> Entries shown
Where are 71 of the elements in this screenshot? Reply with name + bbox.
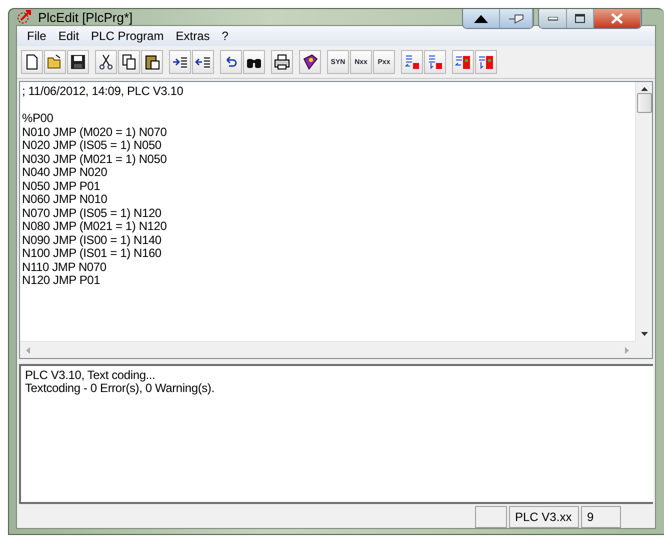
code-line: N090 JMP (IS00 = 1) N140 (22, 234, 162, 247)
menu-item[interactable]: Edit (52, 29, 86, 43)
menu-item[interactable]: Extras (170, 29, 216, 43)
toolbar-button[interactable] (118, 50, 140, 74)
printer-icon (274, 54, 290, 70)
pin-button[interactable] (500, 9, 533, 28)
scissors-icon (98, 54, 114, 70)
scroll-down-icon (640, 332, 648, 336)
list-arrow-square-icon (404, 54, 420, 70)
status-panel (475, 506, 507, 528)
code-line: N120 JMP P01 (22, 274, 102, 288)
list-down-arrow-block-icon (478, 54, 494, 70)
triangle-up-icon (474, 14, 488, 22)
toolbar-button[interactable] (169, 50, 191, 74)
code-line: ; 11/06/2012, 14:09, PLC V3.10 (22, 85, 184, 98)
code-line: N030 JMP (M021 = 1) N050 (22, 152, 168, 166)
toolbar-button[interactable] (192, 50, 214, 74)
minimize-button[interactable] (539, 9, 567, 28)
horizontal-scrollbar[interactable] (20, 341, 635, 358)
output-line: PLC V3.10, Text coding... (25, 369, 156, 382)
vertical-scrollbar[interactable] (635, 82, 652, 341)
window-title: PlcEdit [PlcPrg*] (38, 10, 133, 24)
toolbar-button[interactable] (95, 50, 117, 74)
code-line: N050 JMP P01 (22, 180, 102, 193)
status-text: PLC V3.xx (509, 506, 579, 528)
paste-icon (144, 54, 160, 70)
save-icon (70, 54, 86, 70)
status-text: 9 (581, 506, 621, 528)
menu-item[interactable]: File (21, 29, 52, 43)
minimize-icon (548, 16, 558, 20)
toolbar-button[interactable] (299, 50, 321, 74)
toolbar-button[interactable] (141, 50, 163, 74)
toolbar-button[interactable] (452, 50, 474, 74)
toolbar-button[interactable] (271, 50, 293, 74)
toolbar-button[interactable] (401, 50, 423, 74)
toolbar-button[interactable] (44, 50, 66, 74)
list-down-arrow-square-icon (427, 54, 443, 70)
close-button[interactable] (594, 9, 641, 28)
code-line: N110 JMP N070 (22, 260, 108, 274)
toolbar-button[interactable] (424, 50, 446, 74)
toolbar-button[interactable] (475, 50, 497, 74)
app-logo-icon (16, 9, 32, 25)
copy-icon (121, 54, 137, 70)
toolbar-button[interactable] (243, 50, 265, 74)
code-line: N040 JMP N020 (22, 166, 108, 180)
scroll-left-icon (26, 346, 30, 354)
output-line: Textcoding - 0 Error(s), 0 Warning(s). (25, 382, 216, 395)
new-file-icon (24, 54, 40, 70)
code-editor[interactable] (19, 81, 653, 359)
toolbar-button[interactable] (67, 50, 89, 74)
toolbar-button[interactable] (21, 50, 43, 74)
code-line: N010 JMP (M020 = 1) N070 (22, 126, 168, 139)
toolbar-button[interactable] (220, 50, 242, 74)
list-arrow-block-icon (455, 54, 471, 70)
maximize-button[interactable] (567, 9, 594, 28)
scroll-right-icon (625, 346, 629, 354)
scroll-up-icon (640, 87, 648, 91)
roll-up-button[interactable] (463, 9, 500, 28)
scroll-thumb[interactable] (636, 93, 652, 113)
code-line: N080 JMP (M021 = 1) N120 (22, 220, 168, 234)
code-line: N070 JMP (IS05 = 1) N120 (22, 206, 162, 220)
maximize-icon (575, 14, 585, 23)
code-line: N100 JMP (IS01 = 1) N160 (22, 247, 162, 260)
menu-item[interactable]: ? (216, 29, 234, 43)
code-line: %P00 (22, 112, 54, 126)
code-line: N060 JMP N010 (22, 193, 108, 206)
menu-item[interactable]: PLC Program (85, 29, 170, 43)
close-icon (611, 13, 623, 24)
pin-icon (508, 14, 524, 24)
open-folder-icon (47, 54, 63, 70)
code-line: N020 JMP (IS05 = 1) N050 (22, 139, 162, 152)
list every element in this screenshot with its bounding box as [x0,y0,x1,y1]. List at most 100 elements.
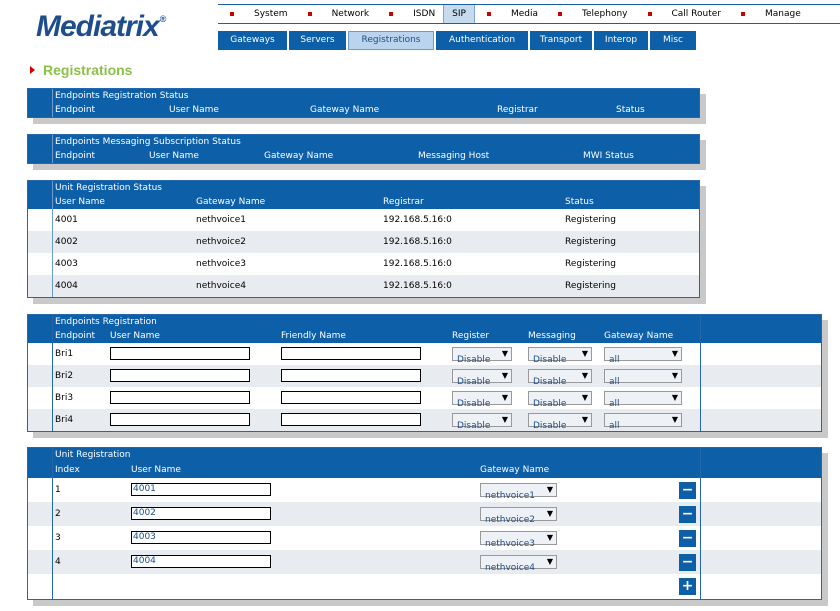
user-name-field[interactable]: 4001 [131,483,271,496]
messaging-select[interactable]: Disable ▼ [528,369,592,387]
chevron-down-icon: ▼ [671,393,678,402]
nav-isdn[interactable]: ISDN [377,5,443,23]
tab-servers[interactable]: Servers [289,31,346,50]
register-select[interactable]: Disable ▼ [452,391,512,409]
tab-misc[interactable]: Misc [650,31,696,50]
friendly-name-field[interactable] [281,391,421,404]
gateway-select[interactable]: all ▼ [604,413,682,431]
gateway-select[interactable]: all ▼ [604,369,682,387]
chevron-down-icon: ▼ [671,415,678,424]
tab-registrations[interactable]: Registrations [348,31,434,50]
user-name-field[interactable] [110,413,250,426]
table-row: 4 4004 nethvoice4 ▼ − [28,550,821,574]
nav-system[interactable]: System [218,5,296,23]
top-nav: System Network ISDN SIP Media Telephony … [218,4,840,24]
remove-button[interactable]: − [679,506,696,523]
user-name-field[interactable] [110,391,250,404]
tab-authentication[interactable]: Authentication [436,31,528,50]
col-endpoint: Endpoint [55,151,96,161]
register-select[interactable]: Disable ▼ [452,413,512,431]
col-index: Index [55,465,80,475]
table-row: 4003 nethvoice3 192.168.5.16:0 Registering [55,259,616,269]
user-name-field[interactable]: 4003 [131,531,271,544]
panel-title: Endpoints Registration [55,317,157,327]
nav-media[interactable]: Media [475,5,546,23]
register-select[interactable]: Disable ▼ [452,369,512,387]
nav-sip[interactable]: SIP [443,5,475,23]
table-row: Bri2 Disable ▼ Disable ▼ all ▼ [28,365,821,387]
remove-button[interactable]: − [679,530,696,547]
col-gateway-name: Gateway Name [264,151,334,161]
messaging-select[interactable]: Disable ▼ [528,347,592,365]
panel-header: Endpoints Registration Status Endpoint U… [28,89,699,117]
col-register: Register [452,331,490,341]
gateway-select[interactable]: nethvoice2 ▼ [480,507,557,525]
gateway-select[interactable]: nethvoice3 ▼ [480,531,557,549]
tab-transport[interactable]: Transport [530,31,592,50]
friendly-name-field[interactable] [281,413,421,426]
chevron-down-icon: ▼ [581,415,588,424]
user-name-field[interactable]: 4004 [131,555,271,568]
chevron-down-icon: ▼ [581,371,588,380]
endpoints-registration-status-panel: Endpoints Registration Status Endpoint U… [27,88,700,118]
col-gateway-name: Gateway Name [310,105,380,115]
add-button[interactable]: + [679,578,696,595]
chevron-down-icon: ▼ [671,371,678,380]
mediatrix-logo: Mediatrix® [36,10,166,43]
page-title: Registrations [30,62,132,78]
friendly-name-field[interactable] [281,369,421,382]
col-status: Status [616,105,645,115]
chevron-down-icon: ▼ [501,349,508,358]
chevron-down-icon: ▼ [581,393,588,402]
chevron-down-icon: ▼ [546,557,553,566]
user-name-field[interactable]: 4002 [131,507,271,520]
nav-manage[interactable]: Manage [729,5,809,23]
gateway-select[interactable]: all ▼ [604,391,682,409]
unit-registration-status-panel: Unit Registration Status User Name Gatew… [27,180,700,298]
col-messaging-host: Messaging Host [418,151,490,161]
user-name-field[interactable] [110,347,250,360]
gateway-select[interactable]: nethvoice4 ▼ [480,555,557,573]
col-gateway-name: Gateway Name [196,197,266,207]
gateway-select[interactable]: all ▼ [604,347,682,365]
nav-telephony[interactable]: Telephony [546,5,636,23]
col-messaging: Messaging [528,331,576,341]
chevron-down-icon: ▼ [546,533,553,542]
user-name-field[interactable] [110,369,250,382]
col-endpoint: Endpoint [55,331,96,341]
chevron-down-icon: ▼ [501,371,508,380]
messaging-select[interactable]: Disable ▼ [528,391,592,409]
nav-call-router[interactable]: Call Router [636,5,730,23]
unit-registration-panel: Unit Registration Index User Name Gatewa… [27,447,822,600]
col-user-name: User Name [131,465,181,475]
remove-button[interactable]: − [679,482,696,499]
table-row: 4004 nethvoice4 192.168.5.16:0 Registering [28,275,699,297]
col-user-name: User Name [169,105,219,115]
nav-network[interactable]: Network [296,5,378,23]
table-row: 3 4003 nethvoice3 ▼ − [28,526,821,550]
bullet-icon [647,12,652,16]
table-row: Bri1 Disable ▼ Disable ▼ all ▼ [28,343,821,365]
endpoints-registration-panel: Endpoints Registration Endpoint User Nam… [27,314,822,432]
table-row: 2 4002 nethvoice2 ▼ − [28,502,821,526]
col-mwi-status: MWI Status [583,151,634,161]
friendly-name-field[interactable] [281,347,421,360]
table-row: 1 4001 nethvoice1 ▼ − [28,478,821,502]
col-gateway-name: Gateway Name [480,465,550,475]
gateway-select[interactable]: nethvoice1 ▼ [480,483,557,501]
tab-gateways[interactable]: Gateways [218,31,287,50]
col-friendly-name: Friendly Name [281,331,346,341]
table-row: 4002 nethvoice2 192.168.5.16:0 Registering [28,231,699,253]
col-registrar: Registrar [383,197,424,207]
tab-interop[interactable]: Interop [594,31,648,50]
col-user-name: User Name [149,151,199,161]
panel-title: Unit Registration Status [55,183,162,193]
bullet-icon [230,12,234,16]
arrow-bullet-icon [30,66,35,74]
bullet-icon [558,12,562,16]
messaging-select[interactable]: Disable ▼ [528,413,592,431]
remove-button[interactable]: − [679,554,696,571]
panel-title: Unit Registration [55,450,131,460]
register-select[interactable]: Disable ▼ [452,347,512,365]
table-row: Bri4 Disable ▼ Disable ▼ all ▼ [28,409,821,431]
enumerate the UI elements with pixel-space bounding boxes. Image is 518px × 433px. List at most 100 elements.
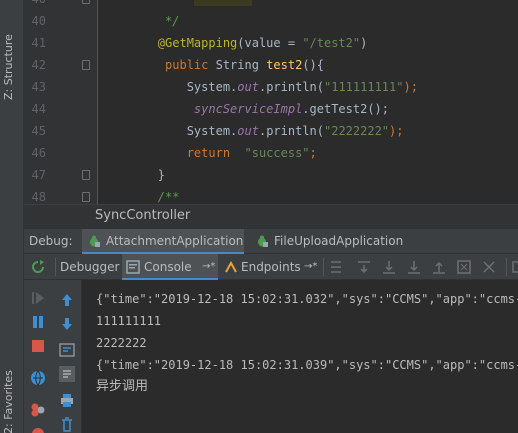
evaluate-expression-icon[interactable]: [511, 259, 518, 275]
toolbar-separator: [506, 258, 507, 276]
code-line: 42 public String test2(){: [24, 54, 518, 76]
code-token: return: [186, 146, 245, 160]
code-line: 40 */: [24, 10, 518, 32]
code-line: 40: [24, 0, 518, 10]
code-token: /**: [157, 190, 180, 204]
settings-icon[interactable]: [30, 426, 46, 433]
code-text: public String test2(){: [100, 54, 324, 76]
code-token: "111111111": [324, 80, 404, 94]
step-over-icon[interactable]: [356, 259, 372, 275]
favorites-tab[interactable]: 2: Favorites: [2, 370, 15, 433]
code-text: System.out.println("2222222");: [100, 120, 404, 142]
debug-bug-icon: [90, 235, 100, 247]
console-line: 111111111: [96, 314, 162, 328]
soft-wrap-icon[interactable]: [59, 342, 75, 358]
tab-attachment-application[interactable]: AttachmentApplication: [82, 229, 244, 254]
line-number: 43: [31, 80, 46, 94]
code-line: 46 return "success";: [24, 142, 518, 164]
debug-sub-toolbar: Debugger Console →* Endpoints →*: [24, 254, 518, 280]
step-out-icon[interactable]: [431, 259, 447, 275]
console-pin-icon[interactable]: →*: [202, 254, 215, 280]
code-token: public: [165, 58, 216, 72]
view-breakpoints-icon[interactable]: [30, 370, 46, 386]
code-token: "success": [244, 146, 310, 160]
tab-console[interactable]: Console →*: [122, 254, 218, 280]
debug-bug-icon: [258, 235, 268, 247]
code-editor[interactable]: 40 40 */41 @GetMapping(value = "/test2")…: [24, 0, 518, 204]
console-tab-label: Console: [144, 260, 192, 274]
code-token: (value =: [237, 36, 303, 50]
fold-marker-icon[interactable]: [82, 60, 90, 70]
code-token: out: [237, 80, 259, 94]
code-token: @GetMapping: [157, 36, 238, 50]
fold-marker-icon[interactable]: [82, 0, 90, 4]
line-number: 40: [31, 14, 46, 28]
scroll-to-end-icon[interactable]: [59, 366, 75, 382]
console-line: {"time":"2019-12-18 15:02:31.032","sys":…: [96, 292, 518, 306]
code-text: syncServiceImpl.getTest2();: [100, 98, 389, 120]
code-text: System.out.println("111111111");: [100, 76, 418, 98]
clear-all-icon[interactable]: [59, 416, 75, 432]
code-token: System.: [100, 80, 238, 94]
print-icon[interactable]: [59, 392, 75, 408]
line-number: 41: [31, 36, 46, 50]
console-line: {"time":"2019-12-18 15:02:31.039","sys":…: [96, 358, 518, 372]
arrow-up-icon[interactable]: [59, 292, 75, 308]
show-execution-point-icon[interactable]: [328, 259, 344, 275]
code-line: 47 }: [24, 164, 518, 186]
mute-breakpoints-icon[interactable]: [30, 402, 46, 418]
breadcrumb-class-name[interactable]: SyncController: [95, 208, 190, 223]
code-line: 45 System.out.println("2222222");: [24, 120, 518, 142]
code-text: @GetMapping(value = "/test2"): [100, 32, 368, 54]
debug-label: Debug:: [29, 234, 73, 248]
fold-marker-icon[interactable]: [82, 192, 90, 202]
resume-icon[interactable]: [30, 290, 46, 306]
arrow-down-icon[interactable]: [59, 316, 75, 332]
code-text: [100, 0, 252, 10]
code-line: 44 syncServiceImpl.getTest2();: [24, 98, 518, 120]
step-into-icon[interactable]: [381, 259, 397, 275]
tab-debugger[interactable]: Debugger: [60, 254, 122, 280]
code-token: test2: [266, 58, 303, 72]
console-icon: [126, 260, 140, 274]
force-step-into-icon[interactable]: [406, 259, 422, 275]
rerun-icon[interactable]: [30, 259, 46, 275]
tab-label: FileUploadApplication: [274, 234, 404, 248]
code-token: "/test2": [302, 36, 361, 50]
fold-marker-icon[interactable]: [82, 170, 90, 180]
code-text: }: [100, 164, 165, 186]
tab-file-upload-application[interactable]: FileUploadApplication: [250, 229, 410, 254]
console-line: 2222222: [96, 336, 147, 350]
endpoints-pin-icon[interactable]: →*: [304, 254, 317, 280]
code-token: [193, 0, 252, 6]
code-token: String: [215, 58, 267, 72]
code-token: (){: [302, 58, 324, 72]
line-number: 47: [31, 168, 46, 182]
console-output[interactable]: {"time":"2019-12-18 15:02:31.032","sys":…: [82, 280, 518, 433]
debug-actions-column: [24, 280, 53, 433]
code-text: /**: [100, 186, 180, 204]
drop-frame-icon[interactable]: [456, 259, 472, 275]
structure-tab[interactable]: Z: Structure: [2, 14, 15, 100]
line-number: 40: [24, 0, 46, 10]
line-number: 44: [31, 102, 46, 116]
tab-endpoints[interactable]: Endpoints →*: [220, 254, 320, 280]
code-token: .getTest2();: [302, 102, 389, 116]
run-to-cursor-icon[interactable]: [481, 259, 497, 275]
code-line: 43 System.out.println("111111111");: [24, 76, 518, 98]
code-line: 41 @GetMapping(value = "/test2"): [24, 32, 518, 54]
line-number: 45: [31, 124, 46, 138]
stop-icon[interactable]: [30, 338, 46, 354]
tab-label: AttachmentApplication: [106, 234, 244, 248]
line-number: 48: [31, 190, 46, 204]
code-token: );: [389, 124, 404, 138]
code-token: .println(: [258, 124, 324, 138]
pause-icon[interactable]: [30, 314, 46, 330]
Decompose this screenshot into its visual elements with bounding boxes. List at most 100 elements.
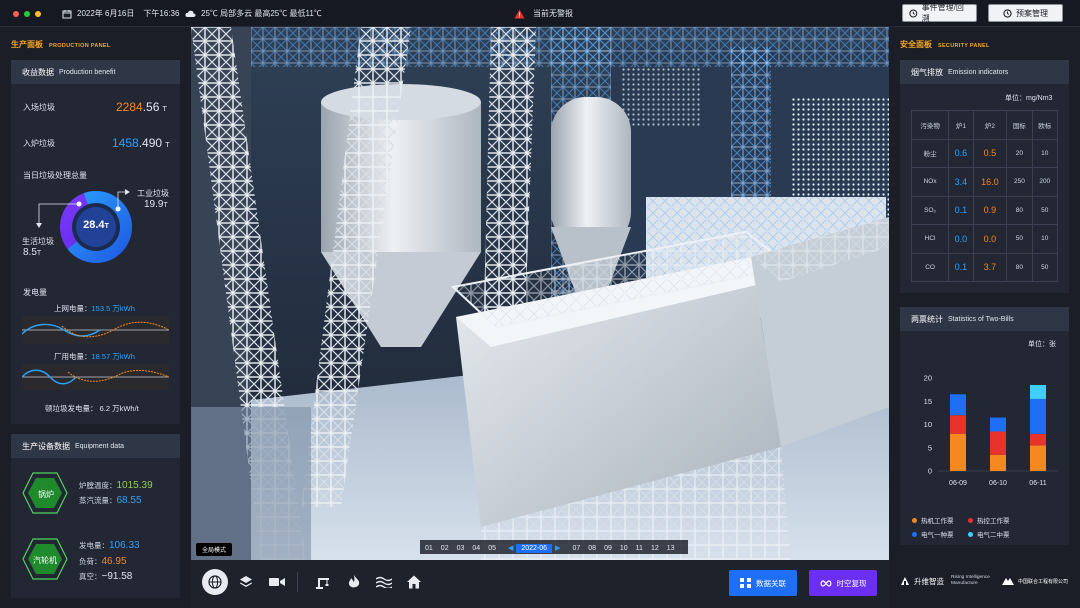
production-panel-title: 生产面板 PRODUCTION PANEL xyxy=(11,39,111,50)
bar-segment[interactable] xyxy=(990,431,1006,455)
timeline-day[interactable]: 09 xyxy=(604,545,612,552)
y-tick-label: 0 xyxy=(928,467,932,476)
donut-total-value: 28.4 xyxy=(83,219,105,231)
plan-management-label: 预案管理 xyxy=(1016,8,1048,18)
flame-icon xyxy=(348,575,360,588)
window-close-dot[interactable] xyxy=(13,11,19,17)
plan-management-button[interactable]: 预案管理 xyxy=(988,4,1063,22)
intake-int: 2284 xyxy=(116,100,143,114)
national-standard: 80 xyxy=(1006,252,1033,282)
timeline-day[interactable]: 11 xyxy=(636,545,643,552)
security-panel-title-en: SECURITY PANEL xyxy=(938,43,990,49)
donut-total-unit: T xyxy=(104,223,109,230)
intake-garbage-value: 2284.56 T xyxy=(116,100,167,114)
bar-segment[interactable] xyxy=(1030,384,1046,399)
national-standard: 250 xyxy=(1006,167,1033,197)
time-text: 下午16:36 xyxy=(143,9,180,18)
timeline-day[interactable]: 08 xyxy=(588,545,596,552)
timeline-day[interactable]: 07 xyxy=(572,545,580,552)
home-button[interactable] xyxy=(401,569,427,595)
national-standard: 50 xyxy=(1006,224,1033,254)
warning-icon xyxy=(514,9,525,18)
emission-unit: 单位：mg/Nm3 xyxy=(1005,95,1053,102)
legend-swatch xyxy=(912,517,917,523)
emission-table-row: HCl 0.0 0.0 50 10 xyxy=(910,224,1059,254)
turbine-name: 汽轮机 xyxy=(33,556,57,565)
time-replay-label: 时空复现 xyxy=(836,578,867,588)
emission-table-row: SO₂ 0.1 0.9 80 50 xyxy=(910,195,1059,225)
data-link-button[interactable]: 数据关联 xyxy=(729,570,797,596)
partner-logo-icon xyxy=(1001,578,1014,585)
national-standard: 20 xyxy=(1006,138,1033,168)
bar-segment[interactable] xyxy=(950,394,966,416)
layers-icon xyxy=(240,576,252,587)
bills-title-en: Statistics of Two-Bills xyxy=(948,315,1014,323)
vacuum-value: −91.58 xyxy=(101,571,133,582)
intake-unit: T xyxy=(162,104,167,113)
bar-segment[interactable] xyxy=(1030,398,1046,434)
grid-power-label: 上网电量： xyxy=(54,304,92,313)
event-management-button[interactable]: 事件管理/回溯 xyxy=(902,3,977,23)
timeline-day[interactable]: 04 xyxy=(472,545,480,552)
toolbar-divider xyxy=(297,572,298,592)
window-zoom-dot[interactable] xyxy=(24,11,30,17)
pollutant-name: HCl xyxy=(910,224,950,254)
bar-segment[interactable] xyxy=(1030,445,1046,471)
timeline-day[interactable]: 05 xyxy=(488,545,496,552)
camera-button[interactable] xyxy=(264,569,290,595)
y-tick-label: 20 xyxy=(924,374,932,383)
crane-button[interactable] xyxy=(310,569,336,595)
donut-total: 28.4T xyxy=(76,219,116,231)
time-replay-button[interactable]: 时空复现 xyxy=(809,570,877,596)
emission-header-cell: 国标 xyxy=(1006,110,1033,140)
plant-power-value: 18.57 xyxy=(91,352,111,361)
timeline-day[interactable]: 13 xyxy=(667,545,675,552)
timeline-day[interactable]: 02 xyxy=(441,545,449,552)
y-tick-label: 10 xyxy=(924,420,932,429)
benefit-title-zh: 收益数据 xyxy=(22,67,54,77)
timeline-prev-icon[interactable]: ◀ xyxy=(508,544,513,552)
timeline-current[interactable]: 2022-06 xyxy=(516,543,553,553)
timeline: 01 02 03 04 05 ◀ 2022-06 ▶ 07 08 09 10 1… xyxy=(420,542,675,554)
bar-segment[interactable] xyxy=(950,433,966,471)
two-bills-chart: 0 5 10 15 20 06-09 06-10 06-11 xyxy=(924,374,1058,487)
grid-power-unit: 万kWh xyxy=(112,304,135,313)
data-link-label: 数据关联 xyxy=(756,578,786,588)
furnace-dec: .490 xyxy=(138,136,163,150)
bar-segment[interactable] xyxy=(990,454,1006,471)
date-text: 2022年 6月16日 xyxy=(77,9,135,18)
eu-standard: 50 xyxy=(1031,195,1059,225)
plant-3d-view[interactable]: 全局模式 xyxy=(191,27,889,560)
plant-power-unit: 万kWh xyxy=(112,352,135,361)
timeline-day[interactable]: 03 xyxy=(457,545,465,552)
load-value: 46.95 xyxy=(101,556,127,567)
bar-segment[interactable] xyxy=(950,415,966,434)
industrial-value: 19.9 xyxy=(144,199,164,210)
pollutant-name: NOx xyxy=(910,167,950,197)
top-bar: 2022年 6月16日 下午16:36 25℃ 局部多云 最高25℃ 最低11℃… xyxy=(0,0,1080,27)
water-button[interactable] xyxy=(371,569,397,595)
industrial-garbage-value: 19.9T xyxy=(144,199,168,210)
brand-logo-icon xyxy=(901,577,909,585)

> Exercise directions
Copy the lines of the listing from the line with "production-panel-title: 生产面板 PRODUCTION" up to and including the line with "vacuum-value: −91.58 xyxy=(101,571,133,582)", without changing anything in them.

> Answer in full
production-panel-title: 生产面板 PRODUCTION PANEL xyxy=(11,39,111,50)
bar-segment[interactable] xyxy=(990,431,1006,455)
timeline-day[interactable]: 09 xyxy=(604,545,612,552)
y-tick-label: 0 xyxy=(928,467,932,476)
donut-total-value: 28.4 xyxy=(83,219,105,231)
plan-management-label: 预案管理 xyxy=(1016,8,1048,18)
flame-icon xyxy=(348,575,360,588)
window-close-dot[interactable] xyxy=(13,11,19,17)
plan-management-button[interactable]: 预案管理 xyxy=(988,4,1063,22)
intake-int: 2284 xyxy=(116,100,143,114)
national-standard: 80 xyxy=(1006,252,1033,282)
timeline-day[interactable]: 11 xyxy=(636,545,643,552)
security-panel-title-en: SECURITY PANEL xyxy=(938,43,990,49)
donut-total-unit: T xyxy=(104,223,109,230)
intake-garbage-value: 2284.56 T xyxy=(116,100,167,114)
bar-segment[interactable] xyxy=(1030,384,1046,399)
national-standard: 250 xyxy=(1006,167,1033,197)
time-text: 下午16:36 xyxy=(143,9,180,18)
timeline-day[interactable]: 08 xyxy=(588,545,596,552)
timeline-day[interactable]: 07 xyxy=(572,545,580,552)
home-button[interactable] xyxy=(401,569,427,595)
national-standard: 50 xyxy=(1006,224,1033,254)
warning-icon xyxy=(514,9,525,18)
emission-unit: 单位：mg/Nm3 xyxy=(1005,95,1053,102)
legend-swatch xyxy=(912,517,917,523)
emission-table-row: HCl 0.0 0.0 50 10 xyxy=(910,224,1059,254)
turbine-name: 汽轮机 xyxy=(33,556,57,565)
time-replay-label: 时空复现 xyxy=(836,578,867,588)
emission-table-row: SO₂ 0.1 0.9 80 50 xyxy=(910,195,1059,225)
data-link-button[interactable]: 数据关联 xyxy=(729,570,797,596)
partner-logo-icon xyxy=(1001,578,1014,585)
national-standard: 20 xyxy=(1006,138,1033,168)
bar-segment[interactable] xyxy=(950,394,966,416)
layers-icon xyxy=(240,576,252,587)
bills-title-en: Statistics of Two-Bills xyxy=(948,315,1014,323)
vacuum-value: −91.58 xyxy=(101,571,133,582)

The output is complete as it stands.